Input rows:
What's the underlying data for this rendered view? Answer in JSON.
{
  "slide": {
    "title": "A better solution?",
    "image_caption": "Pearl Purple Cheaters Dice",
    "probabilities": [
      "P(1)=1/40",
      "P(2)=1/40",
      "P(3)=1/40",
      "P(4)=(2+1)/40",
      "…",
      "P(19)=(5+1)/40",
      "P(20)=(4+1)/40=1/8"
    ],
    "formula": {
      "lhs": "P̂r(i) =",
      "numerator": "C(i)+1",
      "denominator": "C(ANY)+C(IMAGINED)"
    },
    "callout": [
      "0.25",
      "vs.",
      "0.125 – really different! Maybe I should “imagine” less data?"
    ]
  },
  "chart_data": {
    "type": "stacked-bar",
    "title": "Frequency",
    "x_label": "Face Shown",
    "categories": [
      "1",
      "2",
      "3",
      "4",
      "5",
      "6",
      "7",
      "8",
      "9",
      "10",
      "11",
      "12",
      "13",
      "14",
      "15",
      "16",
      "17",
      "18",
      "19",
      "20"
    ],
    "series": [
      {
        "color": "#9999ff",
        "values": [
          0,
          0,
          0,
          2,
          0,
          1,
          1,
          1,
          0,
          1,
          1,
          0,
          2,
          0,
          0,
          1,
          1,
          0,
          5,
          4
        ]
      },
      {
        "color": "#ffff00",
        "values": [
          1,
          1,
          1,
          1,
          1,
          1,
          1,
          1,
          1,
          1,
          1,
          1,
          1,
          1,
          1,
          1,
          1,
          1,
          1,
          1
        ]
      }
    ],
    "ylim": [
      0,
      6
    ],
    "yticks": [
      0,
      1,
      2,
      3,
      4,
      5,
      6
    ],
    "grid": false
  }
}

Work to do: Return every entry verbatim.

Expected output:
What's the underlying data for this rendered view? Answer in JSON.
{
  "slide": {
    "title": "A better solution?",
    "image_caption": "Pearl Purple Cheaters Dice",
    "probabilities": [
      "P(1)=1/40",
      "P(2)=1/40",
      "P(3)=1/40",
      "P(4)=(2+1)/40",
      "…",
      "P(19)=(5+1)/40",
      "P(20)=(4+1)/40=1/8"
    ],
    "formula": {
      "lhs": "P̂r(i) =",
      "numerator": "C(i)+1",
      "denominator": "C(ANY)+C(IMAGINED)"
    },
    "callout": [
      "0.25",
      "vs.",
      "0.125 – really different! Maybe I should “imagine” less data?"
    ]
  },
  "chart_data": {
    "type": "stacked-bar",
    "title": "Frequency",
    "x_label": "Face Shown",
    "categories": [
      "1",
      "2",
      "3",
      "4",
      "5",
      "6",
      "7",
      "8",
      "9",
      "10",
      "11",
      "12",
      "13",
      "14",
      "15",
      "16",
      "17",
      "18",
      "19",
      "20"
    ],
    "series": [
      {
        "color": "#9999ff",
        "values": [
          0,
          0,
          0,
          2,
          0,
          1,
          1,
          1,
          0,
          1,
          1,
          0,
          2,
          0,
          0,
          1,
          1,
          0,
          5,
          4
        ]
      },
      {
        "color": "#ffff00",
        "values": [
          1,
          1,
          1,
          1,
          1,
          1,
          1,
          1,
          1,
          1,
          1,
          1,
          1,
          1,
          1,
          1,
          1,
          1,
          1,
          1
        ]
      }
    ],
    "ylim": [
      0,
      6
    ],
    "yticks": [
      0,
      1,
      2,
      3,
      4,
      5,
      6
    ],
    "grid": false
  }
}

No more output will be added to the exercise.